» **Exercise task 1**
Reproduce the records word for word, starting at the first line and continuing down through the line that contains "- collapse-selected-icon[interactable]: ⌃: [223, 108, 233, 122]".

There's a very sneaky workaround being confined to the origin. To do so, we'll need to do something that might seem a bit weird to do translations. Let's rewrite our 2D points with a *3rd* coordinate. For a given $(x,y)$, let's rewrite that with a $z$-coordinate $(x,y,1)$. If $z \neq 1$, then we can just divide all the other coordinates by $z$ to make it equal to 1: $(x,y,w) \rightarrow (\frac{x}{w}, \frac{y}{w}, 1)$ (we generally use $w$ to represent the $z$-coordinate to indicate that there is no "real" $z$ value since everything is projected into 2D; we use $w$ as a "weight" to say how much we scale our projections down to). This means we have multiple coordinates represent the same point. In this way, $(2,5,1)$ and $(4,10,2)$ and $(-3,-7.5,-1.5)$ and $(2w,5w,w)$ all represent the same point (we don't include points when $z=0$ as it represents a point at infinity).

This might seem arbitrary, but what we're doing here is not too different than our original, 2-coordinate system. When we look at a cross-section of the $xyz$ coordinate space, it looks exactly like the $xy$ plane. What we are doing here is projecting all of $xyz$ space onto the plane $z=1$.

[Bounding box annotations]
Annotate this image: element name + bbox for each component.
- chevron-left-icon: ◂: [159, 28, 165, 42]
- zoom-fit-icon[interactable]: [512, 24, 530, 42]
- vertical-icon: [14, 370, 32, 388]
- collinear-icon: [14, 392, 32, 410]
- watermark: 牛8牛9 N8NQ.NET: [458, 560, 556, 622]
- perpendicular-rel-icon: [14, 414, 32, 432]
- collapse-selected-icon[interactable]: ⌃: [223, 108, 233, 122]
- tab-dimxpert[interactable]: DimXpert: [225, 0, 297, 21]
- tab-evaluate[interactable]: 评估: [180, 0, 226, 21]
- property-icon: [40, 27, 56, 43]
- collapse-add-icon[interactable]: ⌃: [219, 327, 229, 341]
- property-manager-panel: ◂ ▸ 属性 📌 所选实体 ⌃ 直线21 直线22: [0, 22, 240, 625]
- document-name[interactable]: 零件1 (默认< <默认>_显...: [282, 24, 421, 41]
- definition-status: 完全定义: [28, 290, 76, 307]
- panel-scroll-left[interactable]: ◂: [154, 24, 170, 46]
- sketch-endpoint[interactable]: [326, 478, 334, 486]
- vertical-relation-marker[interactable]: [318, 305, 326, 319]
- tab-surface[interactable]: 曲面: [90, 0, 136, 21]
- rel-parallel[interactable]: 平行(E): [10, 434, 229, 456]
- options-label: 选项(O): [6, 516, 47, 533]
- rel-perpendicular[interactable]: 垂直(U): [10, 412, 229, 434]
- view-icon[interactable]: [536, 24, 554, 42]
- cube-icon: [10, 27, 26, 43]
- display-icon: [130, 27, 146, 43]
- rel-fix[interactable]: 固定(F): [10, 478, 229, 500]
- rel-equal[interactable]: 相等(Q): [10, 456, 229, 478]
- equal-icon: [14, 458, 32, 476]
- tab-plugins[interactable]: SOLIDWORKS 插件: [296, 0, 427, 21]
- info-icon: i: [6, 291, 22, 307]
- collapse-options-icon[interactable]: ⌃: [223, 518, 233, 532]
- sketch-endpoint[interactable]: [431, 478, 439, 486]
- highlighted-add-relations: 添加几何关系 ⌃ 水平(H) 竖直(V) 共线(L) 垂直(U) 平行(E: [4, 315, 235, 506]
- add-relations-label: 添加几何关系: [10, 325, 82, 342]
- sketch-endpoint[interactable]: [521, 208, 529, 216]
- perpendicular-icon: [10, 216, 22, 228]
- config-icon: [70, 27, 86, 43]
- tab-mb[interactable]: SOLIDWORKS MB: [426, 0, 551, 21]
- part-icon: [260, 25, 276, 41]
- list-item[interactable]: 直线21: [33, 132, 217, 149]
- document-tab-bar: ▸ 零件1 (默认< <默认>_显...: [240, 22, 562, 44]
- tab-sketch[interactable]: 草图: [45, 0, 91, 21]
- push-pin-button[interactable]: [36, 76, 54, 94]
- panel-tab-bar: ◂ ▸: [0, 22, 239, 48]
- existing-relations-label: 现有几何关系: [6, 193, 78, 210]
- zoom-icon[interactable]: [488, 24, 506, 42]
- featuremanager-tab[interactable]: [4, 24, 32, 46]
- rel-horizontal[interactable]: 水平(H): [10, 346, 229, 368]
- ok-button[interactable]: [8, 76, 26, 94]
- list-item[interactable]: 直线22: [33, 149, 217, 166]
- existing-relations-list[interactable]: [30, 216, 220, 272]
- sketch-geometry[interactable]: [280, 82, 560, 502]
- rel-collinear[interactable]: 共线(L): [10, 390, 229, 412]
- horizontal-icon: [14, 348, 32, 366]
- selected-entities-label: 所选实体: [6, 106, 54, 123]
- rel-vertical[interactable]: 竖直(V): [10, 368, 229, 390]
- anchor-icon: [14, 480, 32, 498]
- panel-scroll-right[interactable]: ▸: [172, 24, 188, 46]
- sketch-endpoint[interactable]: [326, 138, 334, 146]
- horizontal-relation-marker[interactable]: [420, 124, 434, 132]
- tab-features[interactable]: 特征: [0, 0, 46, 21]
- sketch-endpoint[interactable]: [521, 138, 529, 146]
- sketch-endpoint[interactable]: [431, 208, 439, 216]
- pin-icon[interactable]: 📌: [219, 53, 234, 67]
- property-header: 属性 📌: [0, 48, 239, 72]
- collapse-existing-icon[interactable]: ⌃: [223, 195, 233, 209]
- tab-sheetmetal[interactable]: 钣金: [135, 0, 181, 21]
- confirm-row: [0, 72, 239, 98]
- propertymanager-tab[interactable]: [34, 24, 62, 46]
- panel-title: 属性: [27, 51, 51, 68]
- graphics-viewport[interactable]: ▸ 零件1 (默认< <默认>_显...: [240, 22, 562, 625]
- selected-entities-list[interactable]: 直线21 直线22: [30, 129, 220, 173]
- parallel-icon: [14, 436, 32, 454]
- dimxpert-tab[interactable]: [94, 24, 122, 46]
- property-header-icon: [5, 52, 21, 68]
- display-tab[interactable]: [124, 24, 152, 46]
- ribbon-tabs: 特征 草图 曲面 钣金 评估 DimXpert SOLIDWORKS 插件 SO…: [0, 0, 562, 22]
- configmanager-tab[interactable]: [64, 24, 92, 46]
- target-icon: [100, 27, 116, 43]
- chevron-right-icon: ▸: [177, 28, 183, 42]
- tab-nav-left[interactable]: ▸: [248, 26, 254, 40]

» **Exercise task 2**
From the passage on adding a third coordinate to 2D points, extract everything from "This might seem" down to "the plane $z=1$." without changing a word.

» **Right answer 1**
Annotate this image: element name + bbox for each component.
- chevron-left-icon: ◂: [159, 28, 165, 42]
- zoom-fit-icon[interactable]: [512, 24, 530, 42]
- vertical-icon: [14, 370, 32, 388]
- collinear-icon: [14, 392, 32, 410]
- watermark: 牛8牛9 N8NQ.NET: [458, 560, 556, 622]
- perpendicular-rel-icon: [14, 414, 32, 432]
- collapse-selected-icon[interactable]: ⌃: [223, 108, 233, 122]

» **Right answer 2**
This might seem arbitrary, but what we're doing here is not too different than our original, 2-coordinate system. When we look at a cross-section of the $xyz$ coordinate space, it looks exactly like the $xy$ plane. What we are doing here is projecting all of $xyz$ space onto the plane $z=1$.